### [What to do]
Identify every line containing the word "this" and reproduce each one.

### [Provided records]
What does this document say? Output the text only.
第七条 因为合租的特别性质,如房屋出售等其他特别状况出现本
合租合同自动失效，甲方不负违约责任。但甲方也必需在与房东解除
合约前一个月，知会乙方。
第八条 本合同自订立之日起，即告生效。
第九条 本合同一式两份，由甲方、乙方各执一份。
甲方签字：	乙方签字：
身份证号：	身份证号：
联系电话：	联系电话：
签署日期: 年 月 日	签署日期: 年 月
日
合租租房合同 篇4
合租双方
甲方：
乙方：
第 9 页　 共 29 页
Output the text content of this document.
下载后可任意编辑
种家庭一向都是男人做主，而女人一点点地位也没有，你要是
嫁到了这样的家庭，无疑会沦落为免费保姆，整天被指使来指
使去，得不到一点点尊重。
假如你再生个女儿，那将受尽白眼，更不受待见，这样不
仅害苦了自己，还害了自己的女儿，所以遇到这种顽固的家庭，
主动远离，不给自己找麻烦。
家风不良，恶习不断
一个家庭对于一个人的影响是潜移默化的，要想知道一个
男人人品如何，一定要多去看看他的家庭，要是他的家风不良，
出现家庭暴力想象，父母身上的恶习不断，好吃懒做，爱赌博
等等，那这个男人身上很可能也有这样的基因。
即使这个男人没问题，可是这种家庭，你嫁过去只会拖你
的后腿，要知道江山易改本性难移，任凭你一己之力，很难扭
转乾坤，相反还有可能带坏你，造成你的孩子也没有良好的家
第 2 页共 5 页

---

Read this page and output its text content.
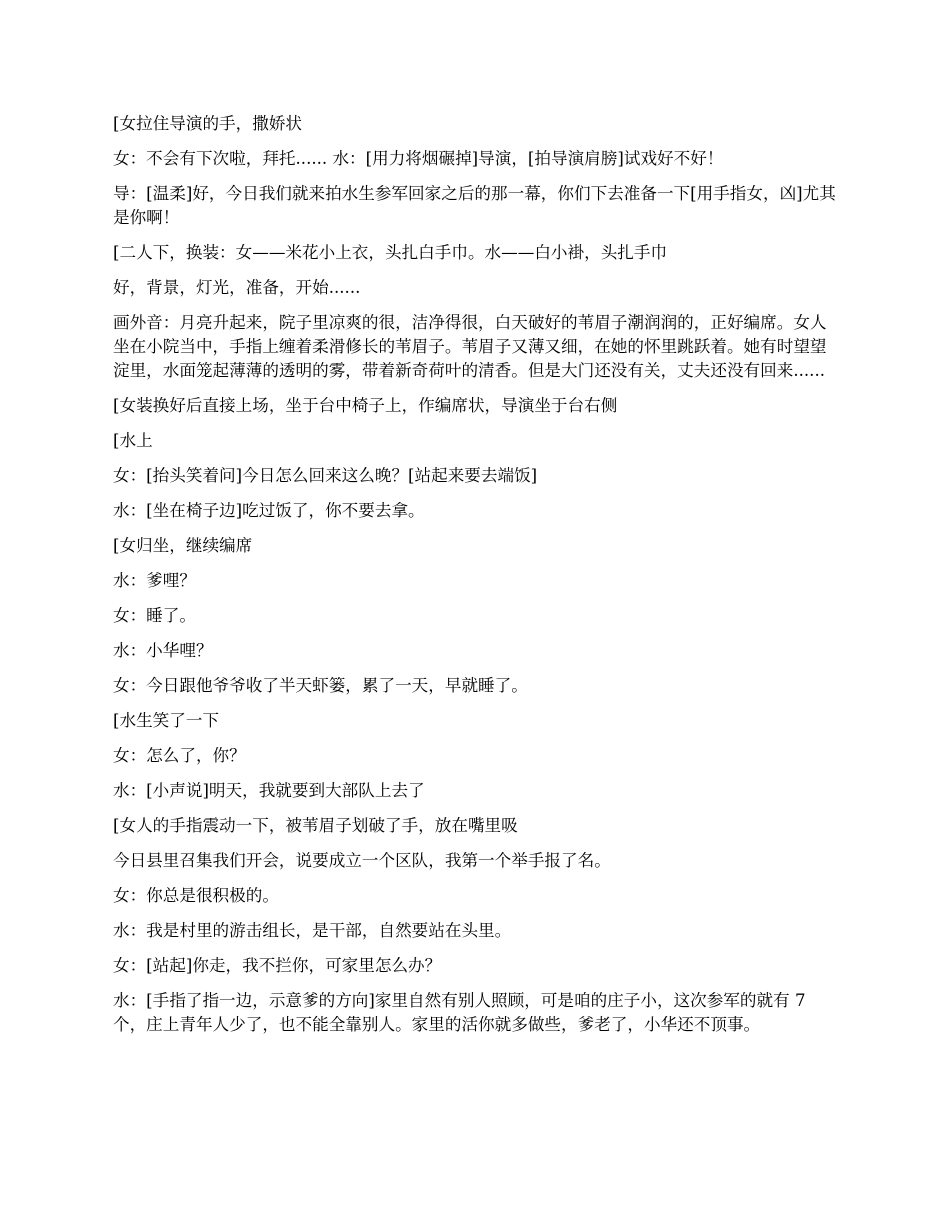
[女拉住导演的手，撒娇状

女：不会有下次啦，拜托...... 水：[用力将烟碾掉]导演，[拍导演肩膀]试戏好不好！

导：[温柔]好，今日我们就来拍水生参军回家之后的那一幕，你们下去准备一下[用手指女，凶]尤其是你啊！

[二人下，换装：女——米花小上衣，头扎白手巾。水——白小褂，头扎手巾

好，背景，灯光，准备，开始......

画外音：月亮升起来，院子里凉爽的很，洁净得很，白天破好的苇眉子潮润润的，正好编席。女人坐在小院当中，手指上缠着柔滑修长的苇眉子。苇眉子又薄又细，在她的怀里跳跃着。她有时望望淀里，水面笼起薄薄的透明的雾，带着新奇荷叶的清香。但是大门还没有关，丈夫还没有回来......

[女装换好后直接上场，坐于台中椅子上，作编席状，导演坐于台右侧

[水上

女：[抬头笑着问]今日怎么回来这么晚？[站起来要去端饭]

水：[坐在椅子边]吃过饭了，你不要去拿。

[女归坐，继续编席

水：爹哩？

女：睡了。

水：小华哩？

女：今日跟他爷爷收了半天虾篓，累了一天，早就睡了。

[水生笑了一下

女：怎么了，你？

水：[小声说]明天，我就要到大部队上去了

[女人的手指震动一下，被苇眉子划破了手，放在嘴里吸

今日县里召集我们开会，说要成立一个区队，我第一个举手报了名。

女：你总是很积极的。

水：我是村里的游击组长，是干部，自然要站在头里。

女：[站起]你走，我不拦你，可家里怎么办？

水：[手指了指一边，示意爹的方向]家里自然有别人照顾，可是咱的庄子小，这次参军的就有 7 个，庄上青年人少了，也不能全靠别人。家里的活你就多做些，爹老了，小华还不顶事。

### [Written answer]
What does this document say? Output the text only.
Output the text content of this document.
Read this page and output its text content.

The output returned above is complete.